=== Entries from a dataset ===
START

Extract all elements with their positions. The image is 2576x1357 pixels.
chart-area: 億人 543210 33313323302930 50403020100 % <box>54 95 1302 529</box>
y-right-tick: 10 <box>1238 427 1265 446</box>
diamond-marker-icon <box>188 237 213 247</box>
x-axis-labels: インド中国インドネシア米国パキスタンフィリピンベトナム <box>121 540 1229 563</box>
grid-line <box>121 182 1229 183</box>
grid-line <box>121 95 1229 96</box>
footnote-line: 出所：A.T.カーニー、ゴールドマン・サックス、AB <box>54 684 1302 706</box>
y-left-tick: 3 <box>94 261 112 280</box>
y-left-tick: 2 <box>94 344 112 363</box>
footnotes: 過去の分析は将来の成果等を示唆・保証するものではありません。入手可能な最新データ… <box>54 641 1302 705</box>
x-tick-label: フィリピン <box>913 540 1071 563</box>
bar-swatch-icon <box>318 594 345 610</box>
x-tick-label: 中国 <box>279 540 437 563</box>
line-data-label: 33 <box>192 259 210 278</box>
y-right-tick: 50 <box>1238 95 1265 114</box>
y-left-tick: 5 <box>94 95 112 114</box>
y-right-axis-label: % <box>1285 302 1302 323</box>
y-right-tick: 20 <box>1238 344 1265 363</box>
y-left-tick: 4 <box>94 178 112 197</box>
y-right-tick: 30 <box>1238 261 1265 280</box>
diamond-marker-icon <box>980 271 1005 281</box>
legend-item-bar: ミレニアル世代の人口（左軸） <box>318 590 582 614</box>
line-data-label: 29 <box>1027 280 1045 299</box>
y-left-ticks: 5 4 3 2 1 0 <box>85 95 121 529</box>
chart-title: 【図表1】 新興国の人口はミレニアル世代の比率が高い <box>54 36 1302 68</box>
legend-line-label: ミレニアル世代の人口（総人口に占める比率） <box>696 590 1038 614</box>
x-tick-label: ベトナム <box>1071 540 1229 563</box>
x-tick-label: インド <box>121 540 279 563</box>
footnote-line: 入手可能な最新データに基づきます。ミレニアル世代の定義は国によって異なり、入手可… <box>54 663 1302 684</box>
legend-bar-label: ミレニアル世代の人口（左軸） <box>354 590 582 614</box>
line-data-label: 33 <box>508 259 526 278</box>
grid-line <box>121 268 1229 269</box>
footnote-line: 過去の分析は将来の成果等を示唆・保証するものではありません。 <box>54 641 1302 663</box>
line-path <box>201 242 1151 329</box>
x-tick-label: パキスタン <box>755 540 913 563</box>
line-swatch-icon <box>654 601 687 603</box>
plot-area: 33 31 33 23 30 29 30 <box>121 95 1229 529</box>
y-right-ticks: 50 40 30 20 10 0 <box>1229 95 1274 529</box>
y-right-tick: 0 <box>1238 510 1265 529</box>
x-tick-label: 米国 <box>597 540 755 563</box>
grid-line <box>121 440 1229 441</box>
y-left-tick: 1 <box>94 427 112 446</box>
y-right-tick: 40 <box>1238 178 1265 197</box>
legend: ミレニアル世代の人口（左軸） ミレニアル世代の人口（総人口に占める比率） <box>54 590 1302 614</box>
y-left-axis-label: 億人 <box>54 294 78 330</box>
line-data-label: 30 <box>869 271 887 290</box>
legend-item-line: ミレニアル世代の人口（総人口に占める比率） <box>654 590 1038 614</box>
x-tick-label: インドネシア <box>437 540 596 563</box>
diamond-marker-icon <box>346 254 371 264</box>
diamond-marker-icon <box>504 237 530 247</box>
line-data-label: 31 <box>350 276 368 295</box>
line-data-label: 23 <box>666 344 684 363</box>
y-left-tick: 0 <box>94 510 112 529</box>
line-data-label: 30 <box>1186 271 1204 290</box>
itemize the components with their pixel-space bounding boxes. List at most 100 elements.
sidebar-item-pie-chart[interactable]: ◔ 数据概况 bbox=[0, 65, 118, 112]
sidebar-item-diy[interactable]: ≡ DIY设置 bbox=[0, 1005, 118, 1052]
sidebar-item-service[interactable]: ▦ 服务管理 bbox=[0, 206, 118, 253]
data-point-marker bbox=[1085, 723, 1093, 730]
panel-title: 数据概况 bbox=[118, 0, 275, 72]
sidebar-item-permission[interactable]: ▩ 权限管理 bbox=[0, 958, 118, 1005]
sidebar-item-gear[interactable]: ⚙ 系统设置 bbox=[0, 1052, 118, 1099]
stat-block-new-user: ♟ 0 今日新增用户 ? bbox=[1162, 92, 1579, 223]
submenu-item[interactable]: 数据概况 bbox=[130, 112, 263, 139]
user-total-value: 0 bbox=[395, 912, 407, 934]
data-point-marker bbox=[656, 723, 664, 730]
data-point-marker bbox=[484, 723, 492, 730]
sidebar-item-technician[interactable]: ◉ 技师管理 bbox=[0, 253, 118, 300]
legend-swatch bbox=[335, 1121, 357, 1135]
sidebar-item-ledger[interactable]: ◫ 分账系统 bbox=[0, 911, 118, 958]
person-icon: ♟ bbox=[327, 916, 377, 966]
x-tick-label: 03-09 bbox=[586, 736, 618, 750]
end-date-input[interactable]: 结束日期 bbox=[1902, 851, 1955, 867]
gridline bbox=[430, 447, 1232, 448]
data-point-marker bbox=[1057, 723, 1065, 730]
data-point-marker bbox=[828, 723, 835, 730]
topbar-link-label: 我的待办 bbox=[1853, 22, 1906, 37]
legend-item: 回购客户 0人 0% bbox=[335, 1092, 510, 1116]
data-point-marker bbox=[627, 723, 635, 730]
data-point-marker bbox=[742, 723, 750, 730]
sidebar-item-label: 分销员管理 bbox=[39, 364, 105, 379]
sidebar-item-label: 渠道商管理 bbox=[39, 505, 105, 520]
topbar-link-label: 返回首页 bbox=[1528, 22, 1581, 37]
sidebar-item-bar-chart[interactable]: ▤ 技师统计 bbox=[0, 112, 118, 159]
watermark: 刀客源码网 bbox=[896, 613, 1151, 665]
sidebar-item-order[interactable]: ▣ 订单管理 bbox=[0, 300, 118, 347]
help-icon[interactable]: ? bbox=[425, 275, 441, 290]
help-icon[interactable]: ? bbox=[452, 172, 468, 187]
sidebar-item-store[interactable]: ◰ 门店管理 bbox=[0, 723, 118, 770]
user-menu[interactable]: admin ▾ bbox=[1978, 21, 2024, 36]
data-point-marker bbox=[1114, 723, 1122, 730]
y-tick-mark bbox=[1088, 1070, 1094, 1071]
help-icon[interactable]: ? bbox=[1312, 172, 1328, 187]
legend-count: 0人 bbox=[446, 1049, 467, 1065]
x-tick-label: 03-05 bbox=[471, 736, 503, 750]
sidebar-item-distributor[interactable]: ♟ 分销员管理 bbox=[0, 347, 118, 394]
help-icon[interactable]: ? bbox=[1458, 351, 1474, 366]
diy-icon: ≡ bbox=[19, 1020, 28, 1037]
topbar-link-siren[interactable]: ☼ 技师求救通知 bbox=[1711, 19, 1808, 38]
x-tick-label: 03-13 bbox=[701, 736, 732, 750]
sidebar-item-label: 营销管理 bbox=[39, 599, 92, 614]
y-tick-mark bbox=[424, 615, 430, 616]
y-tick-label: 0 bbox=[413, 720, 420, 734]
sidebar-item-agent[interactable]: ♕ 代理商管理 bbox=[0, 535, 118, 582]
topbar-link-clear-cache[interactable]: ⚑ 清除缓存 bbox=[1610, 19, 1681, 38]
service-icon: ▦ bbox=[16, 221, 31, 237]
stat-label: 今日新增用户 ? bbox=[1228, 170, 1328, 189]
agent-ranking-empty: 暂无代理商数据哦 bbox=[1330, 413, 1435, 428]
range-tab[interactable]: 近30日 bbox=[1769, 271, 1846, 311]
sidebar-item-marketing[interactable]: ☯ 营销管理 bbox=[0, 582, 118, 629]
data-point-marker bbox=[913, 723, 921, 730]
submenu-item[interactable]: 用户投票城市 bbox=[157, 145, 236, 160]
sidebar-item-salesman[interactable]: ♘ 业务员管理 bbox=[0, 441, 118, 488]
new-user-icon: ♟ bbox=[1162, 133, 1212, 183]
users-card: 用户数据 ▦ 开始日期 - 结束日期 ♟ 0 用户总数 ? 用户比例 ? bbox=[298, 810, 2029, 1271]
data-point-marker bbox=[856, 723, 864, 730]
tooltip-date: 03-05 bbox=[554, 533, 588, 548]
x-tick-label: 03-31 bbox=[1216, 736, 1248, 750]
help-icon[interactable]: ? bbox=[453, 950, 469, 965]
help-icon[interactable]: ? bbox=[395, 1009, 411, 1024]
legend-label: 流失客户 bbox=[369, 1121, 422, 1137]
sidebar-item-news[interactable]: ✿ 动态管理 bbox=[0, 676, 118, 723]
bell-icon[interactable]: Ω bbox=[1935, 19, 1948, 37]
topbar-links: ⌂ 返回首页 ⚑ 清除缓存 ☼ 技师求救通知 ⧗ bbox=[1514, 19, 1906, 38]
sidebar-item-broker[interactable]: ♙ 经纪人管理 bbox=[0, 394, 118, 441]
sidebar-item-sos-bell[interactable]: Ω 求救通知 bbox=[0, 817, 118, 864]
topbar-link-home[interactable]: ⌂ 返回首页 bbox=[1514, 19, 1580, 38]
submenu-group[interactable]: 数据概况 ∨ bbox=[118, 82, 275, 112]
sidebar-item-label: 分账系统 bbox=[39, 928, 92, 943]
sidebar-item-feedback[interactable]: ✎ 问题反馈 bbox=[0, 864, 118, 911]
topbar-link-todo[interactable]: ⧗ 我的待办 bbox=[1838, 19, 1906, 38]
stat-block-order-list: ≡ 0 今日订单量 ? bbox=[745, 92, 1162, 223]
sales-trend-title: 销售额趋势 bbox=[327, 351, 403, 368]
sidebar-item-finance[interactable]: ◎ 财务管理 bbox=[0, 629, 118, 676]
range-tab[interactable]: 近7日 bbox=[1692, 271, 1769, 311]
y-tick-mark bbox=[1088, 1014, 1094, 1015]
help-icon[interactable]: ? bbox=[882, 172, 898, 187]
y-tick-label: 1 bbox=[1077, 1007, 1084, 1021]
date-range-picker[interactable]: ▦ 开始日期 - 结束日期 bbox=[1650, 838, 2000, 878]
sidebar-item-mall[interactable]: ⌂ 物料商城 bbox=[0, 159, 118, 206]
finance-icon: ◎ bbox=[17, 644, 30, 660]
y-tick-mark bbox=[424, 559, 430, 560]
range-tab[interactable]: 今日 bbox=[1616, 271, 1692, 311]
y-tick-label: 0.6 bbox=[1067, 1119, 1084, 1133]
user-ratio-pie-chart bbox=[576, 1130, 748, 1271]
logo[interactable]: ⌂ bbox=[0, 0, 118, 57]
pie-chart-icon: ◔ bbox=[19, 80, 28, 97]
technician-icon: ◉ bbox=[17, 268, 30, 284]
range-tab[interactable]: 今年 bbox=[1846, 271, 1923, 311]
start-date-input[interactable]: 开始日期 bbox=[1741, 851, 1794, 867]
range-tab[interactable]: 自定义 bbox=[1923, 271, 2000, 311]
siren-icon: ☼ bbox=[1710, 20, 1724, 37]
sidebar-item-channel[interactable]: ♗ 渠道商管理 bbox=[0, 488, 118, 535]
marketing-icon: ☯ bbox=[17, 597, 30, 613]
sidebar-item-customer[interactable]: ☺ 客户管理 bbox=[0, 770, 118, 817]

END

=== Your task ===
Copy out the items word for word, from the first line through the line containing "x-tick-label: ベトナム <box>1071", including both.

=== Task output ===
Extract all elements with their positions. The image is 2576x1357 pixels.
chart-area: 億人 543210 33313323302930 50403020100 % <box>54 95 1302 529</box>
y-right-tick: 10 <box>1238 427 1265 446</box>
diamond-marker-icon <box>188 237 213 247</box>
x-axis-labels: インド中国インドネシア米国パキスタンフィリピンベトナム <box>121 540 1229 563</box>
grid-line <box>121 182 1229 183</box>
grid-line <box>121 95 1229 96</box>
footnote-line: 出所：A.T.カーニー、ゴールドマン・サックス、AB <box>54 684 1302 706</box>
y-left-tick: 3 <box>94 261 112 280</box>
y-left-tick: 2 <box>94 344 112 363</box>
footnotes: 過去の分析は将来の成果等を示唆・保証するものではありません。入手可能な最新データ… <box>54 641 1302 705</box>
x-tick-label: フィリピン <box>913 540 1071 563</box>
bar-swatch-icon <box>318 594 345 610</box>
x-tick-label: 中国 <box>279 540 437 563</box>
line-data-label: 33 <box>192 259 210 278</box>
y-right-tick: 50 <box>1238 95 1265 114</box>
y-left-tick: 5 <box>94 95 112 114</box>
y-right-axis-label: % <box>1285 302 1302 323</box>
y-right-tick: 20 <box>1238 344 1265 363</box>
y-left-tick: 4 <box>94 178 112 197</box>
y-right-tick: 30 <box>1238 261 1265 280</box>
diamond-marker-icon <box>980 271 1005 281</box>
legend-item-bar: ミレニアル世代の人口（左軸） <box>318 590 582 614</box>
line-data-label: 29 <box>1027 280 1045 299</box>
y-left-ticks: 5 4 3 2 1 0 <box>85 95 121 529</box>
chart-title: 【図表1】 新興国の人口はミレニアル世代の比率が高い <box>54 36 1302 68</box>
legend-line-label: ミレニアル世代の人口（総人口に占める比率） <box>696 590 1038 614</box>
x-tick-label: ベトナム <box>1071 540 1229 563</box>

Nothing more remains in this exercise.